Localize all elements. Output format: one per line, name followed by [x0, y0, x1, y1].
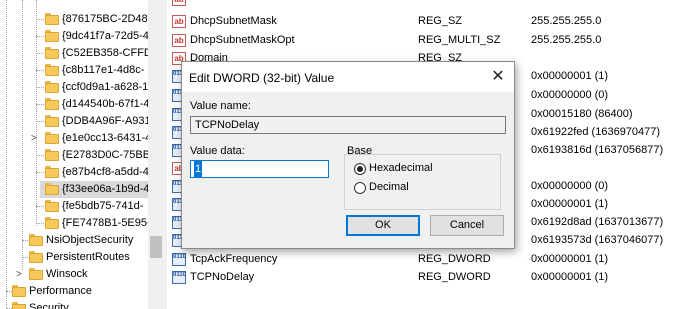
tree-item[interactable]: {9dc41f7a-72d5-4 [0, 28, 148, 45]
tree-item[interactable]: {DDB4A96F-A931 [0, 113, 148, 130]
tree-item[interactable]: {C52EB358-CFFD- [0, 45, 148, 62]
value-name-field[interactable]: TCPNoDelay [190, 116, 506, 134]
value-name-label: Value name: [190, 100, 251, 112]
value-data-label: Value data: [190, 145, 245, 157]
folder-icon [45, 81, 59, 93]
pane-splitter[interactable] [164, 0, 167, 309]
tree-item[interactable]: {ccf0d9a1-a628-1 [0, 79, 148, 96]
folder-icon [45, 47, 59, 59]
chevron-right-icon[interactable]: > [16, 266, 22, 283]
folder-icon [45, 149, 59, 161]
tree-item[interactable]: > Winsock [0, 266, 148, 283]
hexadecimal-radio[interactable] [354, 163, 366, 175]
dialog-titlebar[interactable]: Edit DWORD (32-bit) Value ✕ [182, 62, 514, 92]
tree-scrollbar[interactable] [148, 0, 164, 309]
list-item[interactable]: ab DhcpSubnetMaskOpt REG_MULTI_SZ 255.25… [168, 31, 692, 49]
edit-dword-dialog[interactable]: Edit DWORD (32-bit) Value ✕ Value name: … [181, 61, 515, 249]
registry-tree[interactable]: {876175BC-2D48- {9dc41f7a-72d5-4 {C52EB3… [0, 0, 148, 309]
scrollbar-thumb[interactable] [150, 236, 162, 258]
folder-icon [45, 13, 59, 25]
tree-item[interactable]: {fe5bdb75-741d- [0, 198, 148, 215]
folder-icon [45, 64, 59, 76]
tree-item[interactable]: Performance [0, 283, 148, 300]
tree-item[interactable]: {e87b4cf8-a5dd-4 [0, 164, 148, 181]
folder-icon [45, 217, 59, 229]
folder-icon [45, 200, 59, 212]
tree-item[interactable]: {d144540b-67f1-4 [0, 96, 148, 113]
tree-item[interactable]: {FE7478B1-5E95-4 [0, 215, 148, 232]
list-item[interactable]: 0110 TCPNoDelay REG_DWORD 0x00000001 (1) [168, 268, 692, 286]
ok-button[interactable]: OK [346, 215, 420, 236]
close-icon[interactable]: ✕ [486, 66, 510, 88]
string-value-icon: ab [172, 15, 186, 28]
folder-icon [45, 30, 59, 42]
folder-icon [45, 132, 59, 144]
tree-item[interactable]: Security [0, 300, 148, 309]
tree-item[interactable]: {E2783D0C-75BB- [0, 147, 148, 164]
binary-value-icon: 0110 [172, 253, 186, 266]
string-value-icon: ab [172, 0, 186, 6]
folder-icon [12, 285, 26, 297]
list-item[interactable]: 0110 TcpAckFrequency REG_DWORD 0x0000000… [168, 250, 692, 268]
tree-item[interactable]: {876175BC-2D48- [0, 11, 148, 28]
folder-icon [45, 115, 59, 127]
list-item[interactable]: ab [168, 0, 692, 8]
binary-value-icon: 0110 [172, 271, 186, 284]
hexadecimal-label[interactable]: Hexadecimal [369, 162, 433, 174]
string-value-icon: ab [172, 34, 186, 47]
folder-icon [12, 302, 26, 309]
tree-item[interactable]: PersistentRoutes [0, 249, 148, 266]
decimal-label[interactable]: Decimal [369, 181, 409, 193]
chevron-right-icon[interactable]: > [31, 130, 37, 147]
tree-item-selected[interactable]: {f33ee06a-1b9d-4 [40, 181, 148, 198]
value-data-text: 1 [194, 161, 203, 177]
folder-icon [45, 98, 59, 110]
folder-icon [29, 268, 43, 280]
folder-icon [29, 234, 43, 246]
folder-icon [45, 166, 59, 178]
dialog-title: Edit DWORD (32-bit) Value [189, 71, 335, 85]
tree-item[interactable]: {c8b117e1-4d8c- [0, 62, 148, 79]
decimal-radio[interactable] [354, 182, 366, 194]
list-item[interactable]: ab DhcpSubnetMask REG_SZ 255.255.255.0 [168, 12, 692, 30]
folder-icon [29, 251, 43, 263]
tree-item[interactable]: NsiObjectSecurity [0, 232, 148, 249]
cancel-button[interactable]: Cancel [430, 215, 504, 236]
tree-item[interactable]: > {e1e0cc13-6431-4 [0, 130, 148, 147]
value-data-input[interactable]: 1 [190, 160, 329, 178]
folder-icon [45, 183, 59, 195]
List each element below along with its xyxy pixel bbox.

────

## DIRECTIVE
Copy out the rows from the line containing "28, 148, 45]" through the line containing "tree-scrollbar[interactable] [148, 0, 164, 309]", inclusive, without changing anything.

## REPLY TO THE TASK
tree-item[interactable]: {9dc41f7a-72d5-4 [0, 28, 148, 45]
tree-item[interactable]: {DDB4A96F-A931 [0, 113, 148, 130]
tree-item[interactable]: {C52EB358-CFFD- [0, 45, 148, 62]
value-name-field[interactable]: TCPNoDelay [190, 116, 506, 134]
value-name-label: Value name: [190, 100, 251, 112]
value-data-label: Value data: [190, 145, 245, 157]
folder-icon [45, 81, 59, 93]
pane-splitter[interactable] [164, 0, 167, 309]
tree-item[interactable]: {ccf0d9a1-a628-1 [0, 79, 148, 96]
folder-icon [45, 47, 59, 59]
chevron-right-icon[interactable]: > [16, 266, 22, 283]
folder-icon [45, 149, 59, 161]
tree-item[interactable]: > Winsock [0, 266, 148, 283]
hexadecimal-radio[interactable] [354, 163, 366, 175]
dialog-titlebar[interactable]: Edit DWORD (32-bit) Value ✕ [182, 62, 514, 92]
tree-scrollbar[interactable] [148, 0, 164, 309]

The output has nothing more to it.